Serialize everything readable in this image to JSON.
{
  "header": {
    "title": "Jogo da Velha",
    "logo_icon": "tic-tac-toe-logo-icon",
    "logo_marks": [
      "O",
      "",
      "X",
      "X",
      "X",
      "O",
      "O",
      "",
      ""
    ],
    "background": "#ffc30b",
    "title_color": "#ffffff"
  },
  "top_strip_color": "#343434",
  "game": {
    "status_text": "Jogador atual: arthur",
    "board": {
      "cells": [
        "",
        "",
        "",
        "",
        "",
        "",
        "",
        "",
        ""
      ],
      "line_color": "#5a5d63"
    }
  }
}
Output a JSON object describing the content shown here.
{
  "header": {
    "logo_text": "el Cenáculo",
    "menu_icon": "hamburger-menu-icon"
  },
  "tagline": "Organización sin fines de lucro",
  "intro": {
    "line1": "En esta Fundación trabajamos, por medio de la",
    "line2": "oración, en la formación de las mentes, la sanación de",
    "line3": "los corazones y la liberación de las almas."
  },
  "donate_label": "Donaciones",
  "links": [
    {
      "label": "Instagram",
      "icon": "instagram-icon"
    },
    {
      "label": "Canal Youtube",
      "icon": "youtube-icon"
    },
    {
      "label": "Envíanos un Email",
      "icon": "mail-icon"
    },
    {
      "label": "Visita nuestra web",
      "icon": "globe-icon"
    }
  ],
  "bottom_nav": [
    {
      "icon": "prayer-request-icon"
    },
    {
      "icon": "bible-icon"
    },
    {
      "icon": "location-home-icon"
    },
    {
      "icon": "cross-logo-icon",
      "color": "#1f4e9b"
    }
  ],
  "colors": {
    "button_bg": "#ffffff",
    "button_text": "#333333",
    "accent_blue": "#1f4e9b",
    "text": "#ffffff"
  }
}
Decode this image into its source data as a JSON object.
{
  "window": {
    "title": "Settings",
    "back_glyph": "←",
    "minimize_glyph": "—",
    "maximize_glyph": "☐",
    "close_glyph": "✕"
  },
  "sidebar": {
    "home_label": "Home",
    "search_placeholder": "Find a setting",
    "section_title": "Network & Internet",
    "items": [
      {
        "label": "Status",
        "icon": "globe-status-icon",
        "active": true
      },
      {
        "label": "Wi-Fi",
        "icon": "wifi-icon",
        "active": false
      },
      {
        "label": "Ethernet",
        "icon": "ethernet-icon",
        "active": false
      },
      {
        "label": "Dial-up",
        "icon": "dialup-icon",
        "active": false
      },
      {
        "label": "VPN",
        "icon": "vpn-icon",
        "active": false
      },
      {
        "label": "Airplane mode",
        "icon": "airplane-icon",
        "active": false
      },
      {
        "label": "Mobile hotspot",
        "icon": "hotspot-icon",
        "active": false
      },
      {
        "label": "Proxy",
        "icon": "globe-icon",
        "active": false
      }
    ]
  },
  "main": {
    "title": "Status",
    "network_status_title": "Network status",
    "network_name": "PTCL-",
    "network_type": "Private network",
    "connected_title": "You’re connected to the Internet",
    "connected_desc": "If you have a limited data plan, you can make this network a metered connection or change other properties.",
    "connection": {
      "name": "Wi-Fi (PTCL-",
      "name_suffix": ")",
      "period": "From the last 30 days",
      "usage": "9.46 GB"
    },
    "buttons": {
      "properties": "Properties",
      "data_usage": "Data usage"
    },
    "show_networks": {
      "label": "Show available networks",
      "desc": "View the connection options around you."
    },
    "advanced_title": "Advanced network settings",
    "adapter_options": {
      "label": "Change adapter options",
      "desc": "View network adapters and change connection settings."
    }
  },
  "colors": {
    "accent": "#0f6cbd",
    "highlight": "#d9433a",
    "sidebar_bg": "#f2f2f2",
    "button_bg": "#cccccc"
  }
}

- The exercise
State the count of lines holding the string "properties" in the listing above, and nothing else.

- Result for this task
2